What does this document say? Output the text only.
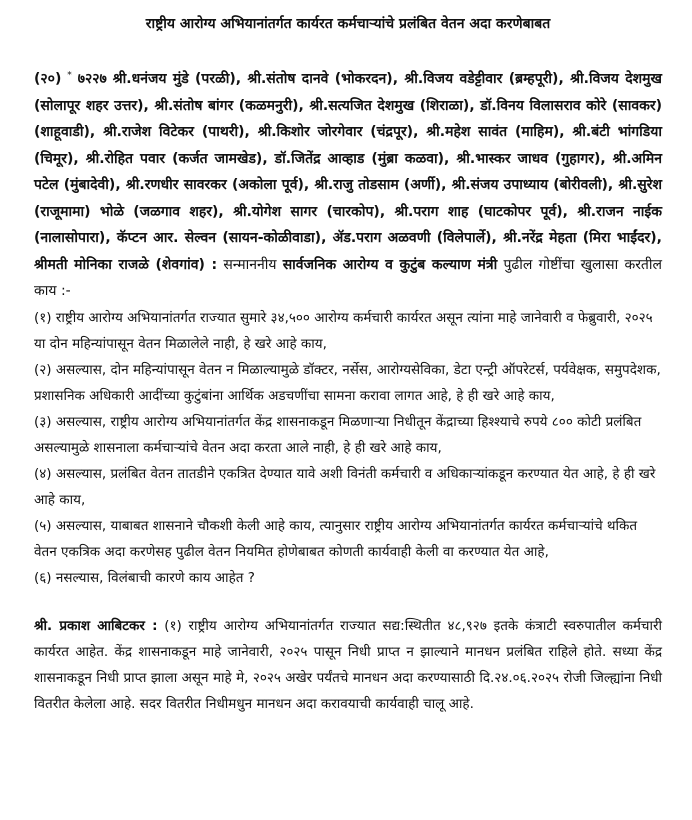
राष्ट्रीय आरोग्य अभियानांतर्गत कार्यरत कर्मचाऱ्यांचे प्रलंबित वेतन अदा करणेबाबत

(२०) * ७२२७ श्री.धनंजय मुंडे (परळी), श्री.संतोष दानवे (भोकरदन), श्री.विजय वडेट्टीवार (ब्रम्हपूरी), श्री.विजय देशमुख (सोलापूर शहर उत्तर), श्री.संतोष बांगर (कळमनुरी), श्री.सत्यजित देशमुख (शिराळा), डॉ.विनय विलासराव कोरे (सावकर) (शाहूवाडी), श्री.राजेश विटेकर (पाथरी), श्री.किशोर जोरगेवार (चंद्रपूर), श्री.महेश सावंत (माहिम), श्री.बंटी भांगडिया (चिमूर), श्री.रोहित पवार (कर्जत जामखेड), डॉ.जितेंद्र आव्हाड (मुंब्रा कळवा), श्री.भास्कर जाधव (गुहागर), श्री.अमिन पटेल (मुंबादेवी), श्री.रणधीर सावरकर (अकोला पूर्व), श्री.राजु तोडसाम (अर्णी), श्री.संजय उपाध्याय (बोरीवली), श्री.सुरेश (राजूमामा) भोळे (जळगाव शहर), श्री.योगेश सागर (चारकोप), श्री.पराग शाह (घाटकोपर पूर्व), श्री.राजन नाईक (नालासोपारा), कॅप्टन आर. सेल्वन (सायन-कोळीवाडा), ॲड.पराग अळवणी (विलेपार्ले), श्री.नरेंद्र मेहता (मिरा भाईंदर), श्रीमती मोनिका राजळे (शेवगांव) : सन्माननीय सार्वजनिक आरोग्य व कुटुंब कल्याण मंत्री पुढील गोष्टींचा खुलासा करतील काय :-

(१) राष्ट्रीय आरोग्य अभियानांतर्गत राज्यात सुमारे ३४,५०० आरोग्य कर्मचारी कार्यरत असून त्यांना माहे जानेवारी व फेब्रुवारी, २०२५ या दोन महिन्यांपासून वेतन मिळालेले नाही, हे खरे आहे काय,

(२) असल्यास, दोन महिन्यांपासून वेतन न मिळाल्यामुळे डॉक्टर, नर्सेस, आरोग्यसेविका, डेटा एन्ट्री ऑपरेटर्स, पर्यवेक्षक, समुपदेशक, प्रशासनिक अधिकारी आदींच्या कुटुंबांना आर्थिक अडचणींचा सामना करावा लागत आहे, हे ही खरे आहे काय,

(३) असल्यास, राष्ट्रीय आरोग्य अभियानांतर्गत केंद्र शासनाकडून मिळणाऱ्या निधीतून केंद्राच्या हिश्श्याचे रुपये ८०० कोटी प्रलंबित असल्यामुळे शासनाला कर्मचाऱ्यांचे वेतन अदा करता आले नाही, हे ही खरे आहे काय,

(४) असल्यास, प्रलंबित वेतन तातडीने एकत्रित देण्यात यावे अशी विनंती कर्मचारी व अधिकाऱ्यांकडून करण्यात येत आहे, हे ही खरे आहे काय,

(५) असल्यास, याबाबत शासनाने चौकशी केली आहे काय, त्यानुसार राष्ट्रीय आरोग्य अभियानांतर्गत कार्यरत कर्मचाऱ्यांचे थकित वेतन एकत्रिक अदा करणेसह पुढील वेतन नियमित होणेबाबत कोणती कार्यवाही केली वा करण्यात येत आहे,

(६) नसल्यास, विलंबाची कारणे काय आहेत ?

श्री. प्रकाश आबिटकर : (१) राष्ट्रीय आरोग्य अभियानांतर्गत राज्यात सद्य:स्थितीत ४८,९२७ इतके कंत्राटी स्वरुपातील कर्मचारी कार्यरत आहेत. केंद्र शासनाकडून माहे जानेवारी, २०२५ पासून निधी प्राप्त न झाल्याने मानधन प्रलंबित राहिले होते. सध्या केंद्र शासनाकडून निधी प्राप्त झाला असून माहे मे, २०२५ अखेर पर्यंतचे मानधन अदा करण्यासाठी दि.२४.०६.२०२५ रोजी जिल्ह्यांना निधी वितरीत केलेला आहे. सदर वितरीत निधीमधुन मानधन अदा करावयाची कार्यवाही चालू आहे.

######

◆ **Problem requirements**
Quote the material word for word, dropping any images it holds.

◆ **Task output**
What does this document say? Output the text only.
राष्ट्रीय आरोग्य अभियानांतर्गत कार्यरत कर्मचाऱ्यांचे प्रलंबित वेतन अदा करणेबाबत

(२०) * ७२२७ श्री.धनंजय मुंडे (परळी), श्री.संतोष दानवे (भोकरदन), श्री.विजय वडेट्टीवार (ब्रम्हपूरी), श्री.विजय देशमुख (सोलापूर शहर उत्तर), श्री.संतोष बांगर (कळमनुरी), श्री.सत्यजित देशमुख (शिराळा), डॉ.विनय विलासराव कोरे (सावकर) (शाहूवाडी), श्री.राजेश विटेकर (पाथरी), श्री.किशोर जोरगेवार (चंद्रपूर), श्री.महेश सावंत (माहिम), श्री.बंटी भांगडिया (चिमूर), श्री.रोहित पवार (कर्जत जामखेड), डॉ.जितेंद्र आव्हाड (मुंब्रा कळवा), श्री.भास्कर जाधव (गुहागर), श्री.अमिन पटेल (मुंबादेवी), श्री.रणधीर सावरकर (अकोला पूर्व), श्री.राजु तोडसाम (अर्णी), श्री.संजय उपाध्याय (बोरीवली), श्री.सुरेश (राजूमामा) भोळे (जळगाव शहर), श्री.योगेश सागर (चारकोप), श्री.पराग शाह (घाटकोपर पूर्व), श्री.राजन नाईक (नालासोपारा), कॅप्टन आर. सेल्वन (सायन-कोळीवाडा), ॲड.पराग अळवणी (विलेपार्ले), श्री.नरेंद्र मेहता (मिरा भाईंदर), श्रीमती मोनिका राजळे (शेवगांव) : सन्माननीय सार्वजनिक आरोग्य व कुटुंब कल्याण मंत्री पुढील गोष्टींचा खुलासा करतील काय :-

(१) राष्ट्रीय आरोग्य अभियानांतर्गत राज्यात सुमारे ३४,५०० आरोग्य कर्मचारी कार्यरत असून त्यांना माहे जानेवारी व फेब्रुवारी, २०२५ या दोन महिन्यांपासून वेतन मिळालेले नाही, हे खरे आहे काय,

(२) असल्यास, दोन महिन्यांपासून वेतन न मिळाल्यामुळे डॉक्टर, नर्सेस, आरोग्यसेविका, डेटा एन्ट्री ऑपरेटर्स, पर्यवेक्षक, समुपदेशक, प्रशासनिक अधिकारी आदींच्या कुटुंबांना आर्थिक अडचणींचा सामना करावा लागत आहे, हे ही खरे आहे काय,

(३) असल्यास, राष्ट्रीय आरोग्य अभियानांतर्गत केंद्र शासनाकडून मिळणाऱ्या निधीतून केंद्राच्या हिश्श्याचे रुपये ८०० कोटी प्रलंबित असल्यामुळे शासनाला कर्मचाऱ्यांचे वेतन अदा करता आले नाही, हे ही खरे आहे काय,

(४) असल्यास, प्रलंबित वेतन तातडीने एकत्रित देण्यात यावे अशी विनंती कर्मचारी व अधिकाऱ्यांकडून करण्यात येत आहे, हे ही खरे आहे काय,

(५) असल्यास, याबाबत शासनाने चौकशी केली आहे काय, त्यानुसार राष्ट्रीय आरोग्य अभियानांतर्गत कार्यरत कर्मचाऱ्यांचे थकित वेतन एकत्रिक अदा करणेसह पुढील वेतन नियमित होणेबाबत कोणती कार्यवाही केली वा करण्यात येत आहे,

(६) नसल्यास, विलंबाची कारणे काय आहेत ?

श्री. प्रकाश आबिटकर : (१) राष्ट्रीय आरोग्य अभियानांतर्गत राज्यात सद्य:स्थितीत ४८,९२७ इतके कंत्राटी स्वरुपातील कर्मचारी कार्यरत आहेत. केंद्र शासनाकडून माहे जानेवारी, २०२५ पासून निधी प्राप्त न झाल्याने मानधन प्रलंबित राहिले होते. सध्या केंद्र शासनाकडून निधी प्राप्त झाला असून माहे मे, २०२५ अखेर पर्यंतचे मानधन अदा करण्यासाठी दि.२४.०६.२०२५ रोजी जिल्ह्यांना निधी वितरीत केलेला आहे. सदर वितरीत निधीमधुन मानधन अदा करावयाची कार्यवाही चालू आहे.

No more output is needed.